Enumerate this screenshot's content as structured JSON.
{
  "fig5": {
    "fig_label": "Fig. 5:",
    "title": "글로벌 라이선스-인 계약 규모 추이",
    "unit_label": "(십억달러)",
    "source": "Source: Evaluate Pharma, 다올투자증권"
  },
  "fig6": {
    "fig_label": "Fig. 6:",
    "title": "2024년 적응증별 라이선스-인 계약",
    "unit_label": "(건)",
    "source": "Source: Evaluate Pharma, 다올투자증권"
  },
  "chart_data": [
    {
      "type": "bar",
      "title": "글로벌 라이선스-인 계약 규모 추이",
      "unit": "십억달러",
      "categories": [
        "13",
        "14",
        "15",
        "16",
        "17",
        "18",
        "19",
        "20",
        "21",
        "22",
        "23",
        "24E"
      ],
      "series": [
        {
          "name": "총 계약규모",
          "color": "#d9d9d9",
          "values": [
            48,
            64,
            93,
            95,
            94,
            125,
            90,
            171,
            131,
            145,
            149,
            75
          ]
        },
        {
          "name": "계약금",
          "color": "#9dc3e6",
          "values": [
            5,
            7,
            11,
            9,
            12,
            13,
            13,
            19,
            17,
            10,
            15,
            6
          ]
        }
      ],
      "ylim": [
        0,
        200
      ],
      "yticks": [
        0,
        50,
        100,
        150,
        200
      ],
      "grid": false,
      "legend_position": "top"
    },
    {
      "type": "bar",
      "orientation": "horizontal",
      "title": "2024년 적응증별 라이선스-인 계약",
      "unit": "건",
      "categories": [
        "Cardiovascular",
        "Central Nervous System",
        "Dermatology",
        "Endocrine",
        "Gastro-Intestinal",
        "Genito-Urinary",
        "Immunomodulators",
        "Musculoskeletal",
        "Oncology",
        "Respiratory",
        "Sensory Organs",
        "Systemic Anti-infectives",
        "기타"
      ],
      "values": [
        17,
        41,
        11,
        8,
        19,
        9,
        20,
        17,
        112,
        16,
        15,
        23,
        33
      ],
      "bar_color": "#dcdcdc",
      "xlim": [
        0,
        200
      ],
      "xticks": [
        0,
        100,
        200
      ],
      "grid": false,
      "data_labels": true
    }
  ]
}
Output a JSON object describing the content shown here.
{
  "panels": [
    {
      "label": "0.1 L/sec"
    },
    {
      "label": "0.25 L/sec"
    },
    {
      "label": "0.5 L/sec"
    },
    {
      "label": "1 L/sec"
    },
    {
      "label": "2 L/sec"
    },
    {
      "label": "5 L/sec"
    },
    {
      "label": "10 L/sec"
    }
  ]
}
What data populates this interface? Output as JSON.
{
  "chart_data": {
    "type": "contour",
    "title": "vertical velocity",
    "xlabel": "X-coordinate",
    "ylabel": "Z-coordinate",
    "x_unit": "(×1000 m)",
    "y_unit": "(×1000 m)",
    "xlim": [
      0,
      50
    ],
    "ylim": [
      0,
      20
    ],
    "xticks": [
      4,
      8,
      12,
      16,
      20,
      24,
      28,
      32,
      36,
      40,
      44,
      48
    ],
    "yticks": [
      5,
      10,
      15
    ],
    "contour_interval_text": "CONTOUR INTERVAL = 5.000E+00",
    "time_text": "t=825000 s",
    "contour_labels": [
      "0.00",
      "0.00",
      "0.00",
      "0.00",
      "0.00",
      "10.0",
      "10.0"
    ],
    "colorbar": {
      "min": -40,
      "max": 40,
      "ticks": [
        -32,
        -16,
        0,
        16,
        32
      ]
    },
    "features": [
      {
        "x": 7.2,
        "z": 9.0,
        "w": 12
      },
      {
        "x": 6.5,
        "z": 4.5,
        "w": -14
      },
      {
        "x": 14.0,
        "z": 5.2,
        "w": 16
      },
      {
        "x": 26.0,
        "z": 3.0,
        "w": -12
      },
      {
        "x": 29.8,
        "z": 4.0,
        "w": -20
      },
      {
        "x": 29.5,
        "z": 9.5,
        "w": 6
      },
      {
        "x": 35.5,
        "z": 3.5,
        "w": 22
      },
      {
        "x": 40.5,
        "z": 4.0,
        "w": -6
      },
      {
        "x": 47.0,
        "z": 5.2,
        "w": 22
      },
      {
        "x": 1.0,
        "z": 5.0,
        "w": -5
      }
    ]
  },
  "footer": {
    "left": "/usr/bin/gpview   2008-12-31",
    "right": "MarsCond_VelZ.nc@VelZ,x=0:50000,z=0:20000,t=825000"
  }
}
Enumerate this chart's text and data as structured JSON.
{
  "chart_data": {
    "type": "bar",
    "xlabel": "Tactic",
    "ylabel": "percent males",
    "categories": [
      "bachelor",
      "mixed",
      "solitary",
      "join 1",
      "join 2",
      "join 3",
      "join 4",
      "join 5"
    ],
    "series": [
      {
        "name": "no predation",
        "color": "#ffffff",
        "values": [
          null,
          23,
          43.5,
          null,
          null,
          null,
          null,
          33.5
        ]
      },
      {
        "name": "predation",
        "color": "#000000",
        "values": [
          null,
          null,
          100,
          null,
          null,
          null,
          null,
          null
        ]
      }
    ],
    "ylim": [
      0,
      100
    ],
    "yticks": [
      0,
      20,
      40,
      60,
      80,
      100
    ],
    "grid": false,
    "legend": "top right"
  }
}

WRITTEN EXERCISE: Take the listing above and write it out again exactly.

SOLUTION:
Enumerate this screenshot's content as structured JSON.
{
  "fig5": {
    "fig_label": "Fig. 5:",
    "title": "글로벌 라이선스-인 계약 규모 추이",
    "unit_label": "(십억달러)",
    "source": "Source: Evaluate Pharma, 다올투자증권"
  },
  "fig6": {
    "fig_label": "Fig. 6:",
    "title": "2024년 적응증별 라이선스-인 계약",
    "unit_label": "(건)",
    "source": "Source: Evaluate Pharma, 다올투자증권"
  },
  "chart_data": [
    {
      "type": "bar",
      "title": "글로벌 라이선스-인 계약 규모 추이",
      "unit": "십억달러",
      "categories": [
        "13",
        "14",
        "15",
        "16",
        "17",
        "18",
        "19",
        "20",
        "21",
        "22",
        "23",
        "24E"
      ],
      "series": [
        {
          "name": "총 계약규모",
          "color": "#d9d9d9",
          "values": [
            48,
            64,
            93,
            95,
            94,
            125,
            90,
            171,
            131,
            145,
            149,
            75
          ]
        },
        {
          "name": "계약금",
          "color": "#9dc3e6",
          "values": [
            5,
            7,
            11,
            9,
            12,
            13,
            13,
            19,
            17,
            10,
            15,
            6
          ]
        }
      ],
      "ylim": [
        0,
        200
      ],
      "yticks": [
        0,
        50,
        100,
        150,
        200
      ],
      "grid": false,
      "legend_position": "top"
    },
    {
      "type": "bar",
      "orientation": "horizontal",
      "title": "2024년 적응증별 라이선스-인 계약",
      "unit": "건",
      "categories": [
        "Cardiovascular",
        "Central Nervous System",
        "Dermatology",
        "Endocrine",
        "Gastro-Intestinal",
        "Genito-Urinary",
        "Immunomodulators",
        "Musculoskeletal",
        "Oncology",
        "Respiratory",
        "Sensory Organs",
        "Systemic Anti-infectives",
        "기타"
      ],
      "values": [
        17,
        41,
        11,
        8,
        19,
        9,
        20,
        17,
        112,
        16,
        15,
        23,
        33
      ],
      "bar_color": "#dcdcdc",
      "xlim": [
        0,
        200
      ],
      "xticks": [
        0,
        100,
        200
      ],
      "grid": false,
      "data_labels": true
    }
  ]
}
Output a JSON object describing the content shown here.
{
  "panels": [
    {
      "label": "0.1 L/sec"
    },
    {
      "label": "0.25 L/sec"
    },
    {
      "label": "0.5 L/sec"
    },
    {
      "label": "1 L/sec"
    },
    {
      "label": "2 L/sec"
    },
    {
      "label": "5 L/sec"
    },
    {
      "label": "10 L/sec"
    }
  ]
}
What data populates this interface? Output as JSON.
{
  "chart_data": {
    "type": "contour",
    "title": "vertical velocity",
    "xlabel": "X-coordinate",
    "ylabel": "Z-coordinate",
    "x_unit": "(×1000 m)",
    "y_unit": "(×1000 m)",
    "xlim": [
      0,
      50
    ],
    "ylim": [
      0,
      20
    ],
    "xticks": [
      4,
      8,
      12,
      16,
      20,
      24,
      28,
      32,
      36,
      40,
      44,
      48
    ],
    "yticks": [
      5,
      10,
      15
    ],
    "contour_interval_text": "CONTOUR INTERVAL = 5.000E+00",
    "time_text": "t=825000 s",
    "contour_labels": [
      "0.00",
      "0.00",
      "0.00",
      "0.00",
      "0.00",
      "10.0",
      "10.0"
    ],
    "colorbar": {
      "min": -40,
      "max": 40,
      "ticks": [
        -32,
        -16,
        0,
        16,
        32
      ]
    },
    "features": [
      {
        "x": 7.2,
        "z": 9.0,
        "w": 12
      },
      {
        "x": 6.5,
        "z": 4.5,
        "w": -14
      },
      {
        "x": 14.0,
        "z": 5.2,
        "w": 16
      },
      {
        "x": 26.0,
        "z": 3.0,
        "w": -12
      },
      {
        "x": 29.8,
        "z": 4.0,
        "w": -20
      },
      {
        "x": 29.5,
        "z": 9.5,
        "w": 6
      },
      {
        "x": 35.5,
        "z": 3.5,
        "w": 22
      },
      {
        "x": 40.5,
        "z": 4.0,
        "w": -6
      },
      {
        "x": 47.0,
        "z": 5.2,
        "w": 22
      },
      {
        "x": 1.0,
        "z": 5.0,
        "w": -5
      }
    ]
  },
  "footer": {
    "left": "/usr/bin/gpview   2008-12-31",
    "right": "MarsCond_VelZ.nc@VelZ,x=0:50000,z=0:20000,t=825000"
  }
}
Enumerate this chart's text and data as structured JSON.
{
  "chart_data": {
    "type": "bar",
    "xlabel": "Tactic",
    "ylabel": "percent males",
    "categories": [
      "bachelor",
      "mixed",
      "solitary",
      "join 1",
      "join 2",
      "join 3",
      "join 4",
      "join 5"
    ],
    "series": [
      {
        "name": "no predation",
        "color": "#ffffff",
        "values": [
          null,
          23,
          43.5,
          null,
          null,
          null,
          null,
          33.5
        ]
      },
      {
        "name": "predation",
        "color": "#000000",
        "values": [
          null,
          null,
          100,
          null,
          null,
          null,
          null,
          null
        ]
      }
    ],
    "ylim": [
      0,
      100
    ],
    "yticks": [
      0,
      20,
      40,
      60,
      80,
      100
    ],
    "grid": false,
    "legend": "top right"
  }
}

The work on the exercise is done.